* _SET TASK_
Work through the data below line by line and say how many lines hold "Attention"; give only the number.

Recorded data
◇ ◇ ◇ ◇ ◇

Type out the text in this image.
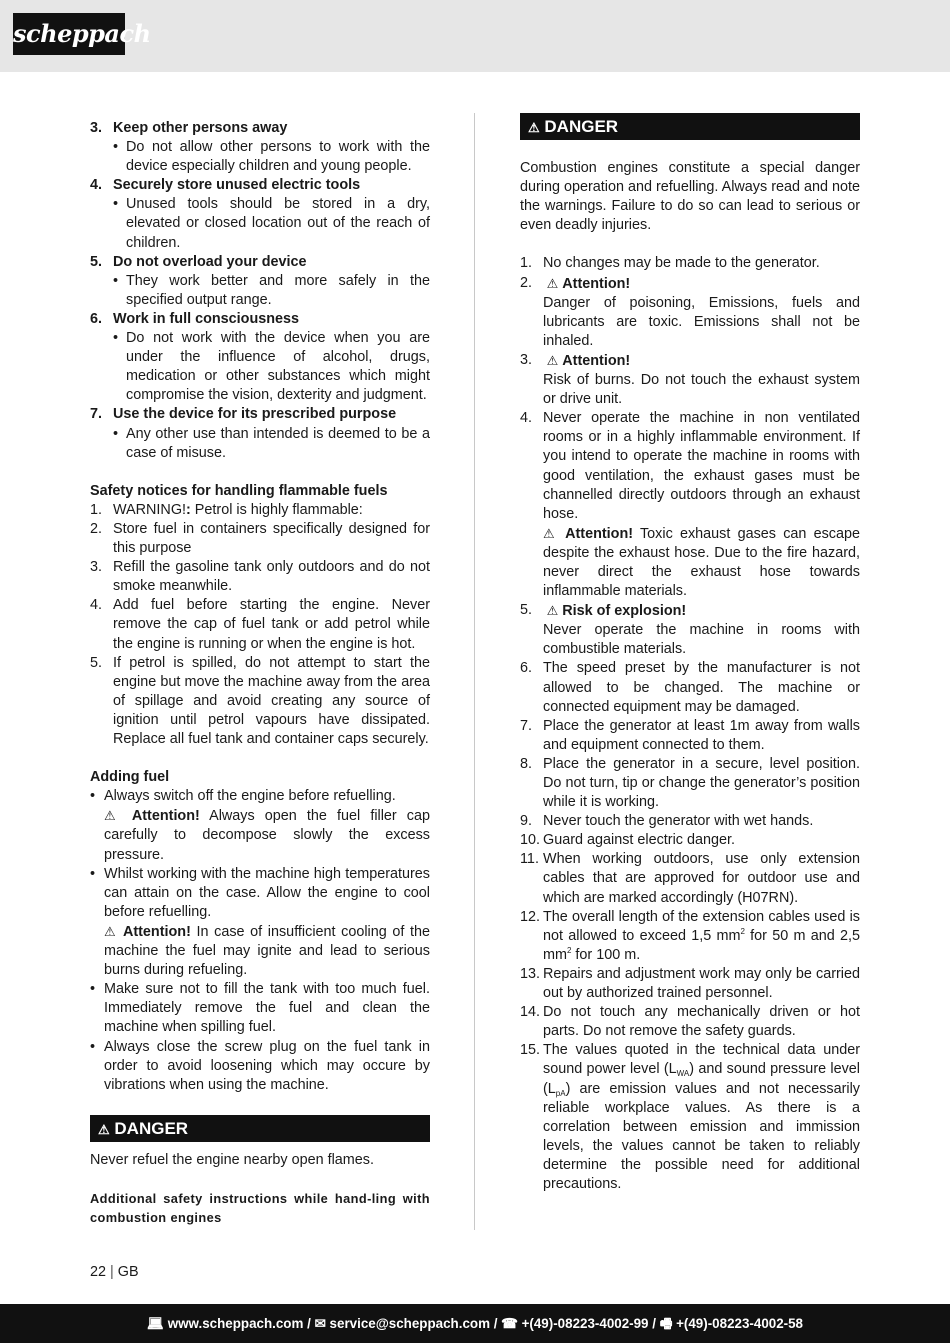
scheppach
3. Keep other persons away
• Do not allow other persons to work with the device especially children and young people.
4. Securely store unused electric tools
• Unused tools should be stored in a dry, elevated or closed location out of the reach of children.
5. Do not overload your device
• They work better and more safely in the specified output range.
6. Work in full consciousness
• Do not work with the device when you are under the influence of alcohol, drugs, medication or other substances which might compromise the vision, dexterity and judgment.
7. Use the device for its prescribed purpose
• Any other use than intended is deemed to be a case of misuse.
Safety notices for handling flammable fuels
1. WARNING!: Petrol is highly flammable:
2. Store fuel in containers specifically designed for this purpose
3. Refill the gasoline tank only outdoors and do not smoke meanwhile.
4. Add fuel before starting the engine. Never remove the cap of fuel tank or add petrol while the engine is running or when the engine is hot.
5. If petrol is spilled, do not attempt to start the engine but move the machine away from the area of spillage and avoid creating any source of ignition until petrol vapours have dissipated. Replace all fuel tank and container caps securely.
Adding fuel
• Always switch off the engine before refuelling.
⚠ Attention! Always open the fuel filler cap carefully to decompose slowly the excess pressure.
• Whilst working with the machine high temperatures can attain on the case. Allow the engine to cool before refuelling.
⚠ Attention! In case of insufficient cooling of the machine the fuel may ignite and lead to serious burns during refueling.
• Make sure not to fill the tank with too much fuel. Immediately remove the fuel and clean the machine when spilling fuel.
• Always close the screw plug on the fuel tank in order to avoid loosening which may occure by vibrations when using the machine.
⚠ DANGER
Never refuel the engine nearby open flames.
Additional safety instructions while hand-ling with combustion engines
⚠ DANGER
Combustion engines constitute a special danger during operation and refuelling. Always read and note the warnings. Failure to do so can lead to serious or even deadly injuries.
1. No changes may be made to the generator.
2. ⚠ Attention!
Danger of poisoning, Emissions, fuels and lubricants are toxic. Emissions shall not be inhaled.
3. ⚠ Attention!
Risk of burns. Do not touch the exhaust system or drive unit.
4. Never operate the machine in non ventilated rooms or in a highly inflammable environment. If you intend to operate the machine in rooms with good ventilation, the exhaust gases must be channelled directly outdoors through an exhaust hose.
⚠ Attention! Toxic exhaust gases can escape despite the exhaust hose. Due to the fire hazard, never direct the exhaust hose towards inflammable materials.
5. ⚠ Risk of explosion!
Never operate the machine in rooms with combustible materials.
6. The speed preset by the manufacturer is not allowed to be changed. The machine or connected equipment may be damaged.
7. Place the generator at least 1m away from walls and equipment connected to them.
8. Place the generator in a secure, level position. Do not turn, tip or change the generator’s position while it is working.
9. Never touch the generator with wet hands.
10. Guard against electric danger.
11. When working outdoors, use only extension cables that are approved for outdoor use and which are marked accordingly (H07RN).
12. The overall length of the extension cables used is not allowed to exceed 1,5 $mm^2$ for 50 m and 2,5 $mm^2$ for 100 m.
13. Repairs and adjustment work may only be carried out by authorized trained personnel.
14. Do not touch any mechanically driven or hot parts. Do not remove the safety guards.
15. The values quoted in the technical data under sound power level $(L_{WA})$ and sound pressure level $(L_{pA})$ are emission values and not necessarily reliable workplace values. As there is a correlation between emission and immission levels, the values cannot be taken to reliably determine the possible need for additional precautions.
22 | GB
💻︎ www.scheppach.com / ✉ service@scheppach.com / ☎ +(49)-08223-4002-99 / 🖷︎ +(49)-08223-4002-58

◇ ◇ ◇ ◇ ◇

* _FULL ANSWER_
5